Input data:
** START **

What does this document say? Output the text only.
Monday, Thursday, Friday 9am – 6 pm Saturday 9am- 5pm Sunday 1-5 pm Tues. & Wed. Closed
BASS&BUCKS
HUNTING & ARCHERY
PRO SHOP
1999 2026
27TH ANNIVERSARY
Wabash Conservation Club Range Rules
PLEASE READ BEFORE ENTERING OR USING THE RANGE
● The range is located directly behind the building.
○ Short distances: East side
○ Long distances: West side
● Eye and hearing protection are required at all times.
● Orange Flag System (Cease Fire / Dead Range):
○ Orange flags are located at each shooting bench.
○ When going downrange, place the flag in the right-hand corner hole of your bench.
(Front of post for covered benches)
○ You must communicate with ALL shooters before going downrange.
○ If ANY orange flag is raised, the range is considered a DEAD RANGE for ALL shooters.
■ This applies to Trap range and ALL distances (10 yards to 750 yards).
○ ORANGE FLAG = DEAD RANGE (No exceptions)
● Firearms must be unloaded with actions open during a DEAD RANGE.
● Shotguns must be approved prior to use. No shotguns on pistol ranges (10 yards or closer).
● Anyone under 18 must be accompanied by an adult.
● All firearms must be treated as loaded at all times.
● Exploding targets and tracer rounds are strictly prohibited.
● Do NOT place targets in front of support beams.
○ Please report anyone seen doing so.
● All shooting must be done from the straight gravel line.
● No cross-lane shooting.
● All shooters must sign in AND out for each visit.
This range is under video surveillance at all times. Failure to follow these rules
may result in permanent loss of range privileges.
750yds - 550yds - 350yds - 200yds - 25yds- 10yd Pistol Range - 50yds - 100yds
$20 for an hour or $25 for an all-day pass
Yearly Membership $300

** END **

Required work: Repeat every line of the data, exactly and in full.

Exercise result:
What does this document say? Output the text only.
Monday, Thursday, Friday 9am – 6 pm Saturday 9am- 5pm Sunday 1-5 pm Tues. & Wed. Closed
BASS&BUCKS
HUNTING & ARCHERY
PRO SHOP
1999 2026
27TH ANNIVERSARY
Wabash Conservation Club Range Rules
PLEASE READ BEFORE ENTERING OR USING THE RANGE
● The range is located directly behind the building.
○ Short distances: East side
○ Long distances: West side
● Eye and hearing protection are required at all times.
● Orange Flag System (Cease Fire / Dead Range):
○ Orange flags are located at each shooting bench.
○ When going downrange, place the flag in the right-hand corner hole of your bench.
(Front of post for covered benches)
○ You must communicate with ALL shooters before going downrange.
○ If ANY orange flag is raised, the range is considered a DEAD RANGE for ALL shooters.
■ This applies to Trap range and ALL distances (10 yards to 750 yards).
○ ORANGE FLAG = DEAD RANGE (No exceptions)
● Firearms must be unloaded with actions open during a DEAD RANGE.
● Shotguns must be approved prior to use. No shotguns on pistol ranges (10 yards or closer).
● Anyone under 18 must be accompanied by an adult.
● All firearms must be treated as loaded at all times.
● Exploding targets and tracer rounds are strictly prohibited.
● Do NOT place targets in front of support beams.
○ Please report anyone seen doing so.
● All shooting must be done from the straight gravel line.
● No cross-lane shooting.
● All shooters must sign in AND out for each visit.
This range is under video surveillance at all times. Failure to follow these rules
may result in permanent loss of range privileges.
750yds - 550yds - 350yds - 200yds - 25yds- 10yd Pistol Range - 50yds - 100yds
$20 for an hour or $25 for an all-day pass
Yearly Membership $300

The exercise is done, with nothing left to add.